WHAT THIS TASK INVOLVES: Reproduce all of the records exactly.
### GIVEN DATA ###
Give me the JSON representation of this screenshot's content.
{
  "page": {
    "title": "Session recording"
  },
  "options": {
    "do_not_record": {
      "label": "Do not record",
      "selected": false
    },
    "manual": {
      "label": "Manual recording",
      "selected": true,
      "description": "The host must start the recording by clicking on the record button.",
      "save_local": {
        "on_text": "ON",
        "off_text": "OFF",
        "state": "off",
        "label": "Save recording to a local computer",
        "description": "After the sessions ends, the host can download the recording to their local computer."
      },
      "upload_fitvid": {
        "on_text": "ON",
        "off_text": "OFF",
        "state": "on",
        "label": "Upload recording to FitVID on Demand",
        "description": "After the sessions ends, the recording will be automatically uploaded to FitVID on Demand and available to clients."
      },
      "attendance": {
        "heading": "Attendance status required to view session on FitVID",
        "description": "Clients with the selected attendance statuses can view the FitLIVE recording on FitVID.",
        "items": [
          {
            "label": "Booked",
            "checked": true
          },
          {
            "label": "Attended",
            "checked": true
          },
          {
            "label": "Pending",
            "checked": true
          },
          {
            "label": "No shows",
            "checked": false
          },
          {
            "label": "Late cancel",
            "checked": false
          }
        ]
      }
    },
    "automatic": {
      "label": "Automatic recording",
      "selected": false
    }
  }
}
###
OUTPUT OF THE EXERCISE:
Give me the JSON representation of this screenshot's content.
{
  "page": {
    "title": "Session recording"
  },
  "options": {
    "do_not_record": {
      "label": "Do not record",
      "selected": false
    },
    "manual": {
      "label": "Manual recording",
      "selected": true,
      "description": "The host must start the recording by clicking on the record button.",
      "save_local": {
        "on_text": "ON",
        "off_text": "OFF",
        "state": "off",
        "label": "Save recording to a local computer",
        "description": "After the sessions ends, the host can download the recording to their local computer."
      },
      "upload_fitvid": {
        "on_text": "ON",
        "off_text": "OFF",
        "state": "on",
        "label": "Upload recording to FitVID on Demand",
        "description": "After the sessions ends, the recording will be automatically uploaded to FitVID on Demand and available to clients."
      },
      "attendance": {
        "heading": "Attendance status required to view session on FitVID",
        "description": "Clients with the selected attendance statuses can view the FitLIVE recording on FitVID.",
        "items": [
          {
            "label": "Booked",
            "checked": true
          },
          {
            "label": "Attended",
            "checked": true
          },
          {
            "label": "Pending",
            "checked": true
          },
          {
            "label": "No shows",
            "checked": false
          },
          {
            "label": "Late cancel",
            "checked": false
          }
        ]
      }
    },
    "automatic": {
      "label": "Automatic recording",
      "selected": false
    }
  }
}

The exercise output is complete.